▶ What you have to do
Repeat each line of the material exactly.

▶ Listing
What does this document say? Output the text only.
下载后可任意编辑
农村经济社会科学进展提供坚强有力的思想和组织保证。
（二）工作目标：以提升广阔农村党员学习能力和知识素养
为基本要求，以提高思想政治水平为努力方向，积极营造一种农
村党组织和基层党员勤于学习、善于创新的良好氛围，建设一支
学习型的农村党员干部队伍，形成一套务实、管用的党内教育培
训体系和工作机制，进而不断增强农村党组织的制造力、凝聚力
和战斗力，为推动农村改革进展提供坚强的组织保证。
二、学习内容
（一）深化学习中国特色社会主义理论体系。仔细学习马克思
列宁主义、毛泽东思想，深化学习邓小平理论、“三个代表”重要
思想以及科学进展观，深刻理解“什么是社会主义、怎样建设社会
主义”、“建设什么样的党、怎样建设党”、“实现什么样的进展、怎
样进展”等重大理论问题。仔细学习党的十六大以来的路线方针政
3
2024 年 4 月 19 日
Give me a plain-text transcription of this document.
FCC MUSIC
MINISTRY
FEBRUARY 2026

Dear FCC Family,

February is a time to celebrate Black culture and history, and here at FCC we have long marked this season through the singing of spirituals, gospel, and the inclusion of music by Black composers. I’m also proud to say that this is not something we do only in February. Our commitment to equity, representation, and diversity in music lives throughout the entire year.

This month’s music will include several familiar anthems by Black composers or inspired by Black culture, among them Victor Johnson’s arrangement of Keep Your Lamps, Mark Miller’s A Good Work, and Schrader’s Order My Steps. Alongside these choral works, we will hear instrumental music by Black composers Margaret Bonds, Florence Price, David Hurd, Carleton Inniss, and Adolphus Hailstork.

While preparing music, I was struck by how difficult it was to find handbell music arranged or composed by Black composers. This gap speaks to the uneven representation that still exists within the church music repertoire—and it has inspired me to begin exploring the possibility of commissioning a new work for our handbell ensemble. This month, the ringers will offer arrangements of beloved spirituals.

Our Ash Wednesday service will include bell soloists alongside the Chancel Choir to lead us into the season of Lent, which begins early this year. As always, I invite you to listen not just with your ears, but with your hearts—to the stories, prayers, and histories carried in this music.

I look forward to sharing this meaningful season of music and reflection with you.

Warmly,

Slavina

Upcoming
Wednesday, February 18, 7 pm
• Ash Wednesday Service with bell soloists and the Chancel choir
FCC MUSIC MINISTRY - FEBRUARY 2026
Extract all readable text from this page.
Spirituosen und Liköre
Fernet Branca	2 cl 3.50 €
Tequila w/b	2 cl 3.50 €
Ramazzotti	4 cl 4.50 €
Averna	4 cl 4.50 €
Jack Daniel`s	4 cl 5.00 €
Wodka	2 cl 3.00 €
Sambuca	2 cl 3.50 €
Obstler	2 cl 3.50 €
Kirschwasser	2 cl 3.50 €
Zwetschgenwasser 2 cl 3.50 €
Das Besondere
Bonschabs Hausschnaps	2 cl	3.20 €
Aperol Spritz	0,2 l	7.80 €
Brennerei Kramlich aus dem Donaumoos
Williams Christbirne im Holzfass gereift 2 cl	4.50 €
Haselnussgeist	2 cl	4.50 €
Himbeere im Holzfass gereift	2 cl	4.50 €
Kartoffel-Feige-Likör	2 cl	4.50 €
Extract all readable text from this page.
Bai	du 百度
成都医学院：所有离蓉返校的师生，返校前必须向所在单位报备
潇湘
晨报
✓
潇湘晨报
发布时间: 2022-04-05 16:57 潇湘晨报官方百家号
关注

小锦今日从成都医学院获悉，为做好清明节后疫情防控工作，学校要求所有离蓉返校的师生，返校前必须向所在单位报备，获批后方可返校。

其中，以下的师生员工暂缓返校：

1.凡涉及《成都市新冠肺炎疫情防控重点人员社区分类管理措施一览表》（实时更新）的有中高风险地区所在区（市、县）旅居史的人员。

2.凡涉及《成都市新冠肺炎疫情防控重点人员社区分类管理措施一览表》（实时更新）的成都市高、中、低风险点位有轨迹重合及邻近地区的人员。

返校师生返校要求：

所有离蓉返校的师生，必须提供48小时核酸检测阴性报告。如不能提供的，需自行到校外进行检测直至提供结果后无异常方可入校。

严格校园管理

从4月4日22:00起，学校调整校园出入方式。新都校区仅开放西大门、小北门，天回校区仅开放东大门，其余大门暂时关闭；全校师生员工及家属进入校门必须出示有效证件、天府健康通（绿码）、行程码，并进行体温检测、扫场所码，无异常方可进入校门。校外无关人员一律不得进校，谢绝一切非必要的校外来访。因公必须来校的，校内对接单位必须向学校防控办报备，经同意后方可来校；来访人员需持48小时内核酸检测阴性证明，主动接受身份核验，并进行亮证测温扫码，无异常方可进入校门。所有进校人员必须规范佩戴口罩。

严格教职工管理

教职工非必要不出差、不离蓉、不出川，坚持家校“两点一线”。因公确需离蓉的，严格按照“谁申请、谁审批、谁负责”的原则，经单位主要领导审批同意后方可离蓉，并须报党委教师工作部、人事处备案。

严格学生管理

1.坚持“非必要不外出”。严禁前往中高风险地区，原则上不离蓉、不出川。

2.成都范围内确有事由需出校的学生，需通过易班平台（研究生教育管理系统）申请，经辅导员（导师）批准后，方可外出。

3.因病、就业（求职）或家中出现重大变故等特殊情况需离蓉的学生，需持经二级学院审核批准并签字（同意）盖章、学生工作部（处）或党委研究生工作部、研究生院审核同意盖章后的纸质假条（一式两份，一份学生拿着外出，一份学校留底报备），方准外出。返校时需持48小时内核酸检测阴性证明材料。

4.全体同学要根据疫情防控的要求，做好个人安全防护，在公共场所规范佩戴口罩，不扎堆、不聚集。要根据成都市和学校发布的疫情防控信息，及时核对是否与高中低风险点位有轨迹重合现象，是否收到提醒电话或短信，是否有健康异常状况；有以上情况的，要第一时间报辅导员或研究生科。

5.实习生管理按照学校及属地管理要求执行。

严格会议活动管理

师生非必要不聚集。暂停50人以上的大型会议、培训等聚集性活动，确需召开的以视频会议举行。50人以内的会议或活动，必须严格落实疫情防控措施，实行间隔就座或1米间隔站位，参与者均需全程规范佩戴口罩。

▶ Written reply
What does this document say? Output the text only.
下载后可任意编辑
农村经济社会科学进展提供坚强有力的思想和组织保证。
（二）工作目标：以提升广阔农村党员学习能力和知识素养
为基本要求，以提高思想政治水平为努力方向，积极营造一种农
村党组织和基层党员勤于学习、善于创新的良好氛围，建设一支
学习型的农村党员干部队伍，形成一套务实、管用的党内教育培
训体系和工作机制，进而不断增强农村党组织的制造力、凝聚力
和战斗力，为推动农村改革进展提供坚强的组织保证。
二、学习内容
（一）深化学习中国特色社会主义理论体系。仔细学习马克思
列宁主义、毛泽东思想，深化学习邓小平理论、“三个代表”重要
思想以及科学进展观，深刻理解“什么是社会主义、怎样建设社会
主义”、“建设什么样的党、怎样建设党”、“实现什么样的进展、怎
样进展”等重大理论问题。仔细学习党的十六大以来的路线方针政
3
2024 年 4 月 19 日
Give me a plain-text transcription of this document.
FCC MUSIC
MINISTRY
FEBRUARY 2026

Dear FCC Family,

February is a time to celebrate Black culture and history, and here at FCC we have long marked this season through the singing of spirituals, gospel, and the inclusion of music by Black composers. I’m also proud to say that this is not something we do only in February. Our commitment to equity, representation, and diversity in music lives throughout the entire year.

This month’s music will include several familiar anthems by Black composers or inspired by Black culture, among them Victor Johnson’s arrangement of Keep Your Lamps, Mark Miller’s A Good Work, and Schrader’s Order My Steps. Alongside these choral works, we will hear instrumental music by Black composers Margaret Bonds, Florence Price, David Hurd, Carleton Inniss, and Adolphus Hailstork.

While preparing music, I was struck by how difficult it was to find handbell music arranged or composed by Black composers. This gap speaks to the uneven representation that still exists within the church music repertoire—and it has inspired me to begin exploring the possibility of commissioning a new work for our handbell ensemble. This month, the ringers will offer arrangements of beloved spirituals.

Our Ash Wednesday service will include bell soloists alongside the Chancel Choir to lead us into the season of Lent, which begins early this year. As always, I invite you to listen not just with your ears, but with your hearts—to the stories, prayers, and histories carried in this music.

I look forward to sharing this meaningful season of music and reflection with you.

Warmly,

Slavina

Upcoming
Wednesday, February 18, 7 pm
• Ash Wednesday Service with bell soloists and the Chancel choir
FCC MUSIC MINISTRY - FEBRUARY 2026
Extract all readable text from this page.
Spirituosen und Liköre
Fernet Branca	2 cl 3.50 €
Tequila w/b	2 cl 3.50 €
Ramazzotti	4 cl 4.50 €
Averna	4 cl 4.50 €
Jack Daniel`s	4 cl 5.00 €
Wodka	2 cl 3.00 €
Sambuca	2 cl 3.50 €
Obstler	2 cl 3.50 €
Kirschwasser	2 cl 3.50 €
Zwetschgenwasser 2 cl 3.50 €
Das Besondere
Bonschabs Hausschnaps	2 cl	3.20 €
Aperol Spritz	0,2 l	7.80 €
Brennerei Kramlich aus dem Donaumoos
Williams Christbirne im Holzfass gereift 2 cl	4.50 €
Haselnussgeist	2 cl	4.50 €
Himbeere im Holzfass gereift	2 cl	4.50 €
Kartoffel-Feige-Likör	2 cl	4.50 €
Extract all readable text from this page.
Bai	du 百度
成都医学院：所有离蓉返校的师生，返校前必须向所在单位报备
潇湘
晨报
✓
潇湘晨报
发布时间: 2022-04-05 16:57 潇湘晨报官方百家号
关注

小锦今日从成都医学院获悉，为做好清明节后疫情防控工作，学校要求所有离蓉返校的师生，返校前必须向所在单位报备，获批后方可返校。

其中，以下的师生员工暂缓返校：

1.凡涉及《成都市新冠肺炎疫情防控重点人员社区分类管理措施一览表》（实时更新）的有中高风险地区所在区（市、县）旅居史的人员。

2.凡涉及《成都市新冠肺炎疫情防控重点人员社区分类管理措施一览表》（实时更新）的成都市高、中、低风险点位有轨迹重合及邻近地区的人员。

返校师生返校要求：

所有离蓉返校的师生，必须提供48小时核酸检测阴性报告。如不能提供的，需自行到校外进行检测直至提供结果后无异常方可入校。

严格校园管理

从4月4日22:00起，学校调整校园出入方式。新都校区仅开放西大门、小北门，天回校区仅开放东大门，其余大门暂时关闭；全校师生员工及家属进入校门必须出示有效证件、天府健康通（绿码）、行程码，并进行体温检测、扫场所码，无异常方可进入校门。校外无关人员一律不得进校，谢绝一切非必要的校外来访。因公必须来校的，校内对接单位必须向学校防控办报备，经同意后方可来校；来访人员需持48小时内核酸检测阴性证明，主动接受身份核验，并进行亮证测温扫码，无异常方可进入校门。所有进校人员必须规范佩戴口罩。

严格教职工管理

教职工非必要不出差、不离蓉、不出川，坚持家校“两点一线”。因公确需离蓉的，严格按照“谁申请、谁审批、谁负责”的原则，经单位主要领导审批同意后方可离蓉，并须报党委教师工作部、人事处备案。

严格学生管理

1.坚持“非必要不外出”。严禁前往中高风险地区，原则上不离蓉、不出川。

2.成都范围内确有事由需出校的学生，需通过易班平台（研究生教育管理系统）申请，经辅导员（导师）批准后，方可外出。

3.因病、就业（求职）或家中出现重大变故等特殊情况需离蓉的学生，需持经二级学院审核批准并签字（同意）盖章、学生工作部（处）或党委研究生工作部、研究生院审核同意盖章后的纸质假条（一式两份，一份学生拿着外出，一份学校留底报备），方准外出。返校时需持48小时内核酸检测阴性证明材料。

4.全体同学要根据疫情防控的要求，做好个人安全防护，在公共场所规范佩戴口罩，不扎堆、不聚集。要根据成都市和学校发布的疫情防控信息，及时核对是否与高中低风险点位有轨迹重合现象，是否收到提醒电话或短信，是否有健康异常状况；有以上情况的，要第一时间报辅导员或研究生科。

5.实习生管理按照学校及属地管理要求执行。

严格会议活动管理

师生非必要不聚集。暂停50人以上的大型会议、培训等聚集性活动，确需召开的以视频会议举行。50人以内的会议或活动，必须严格落实疫情防控措施，实行间隔就座或1米间隔站位，参与者均需全程规范佩戴口罩。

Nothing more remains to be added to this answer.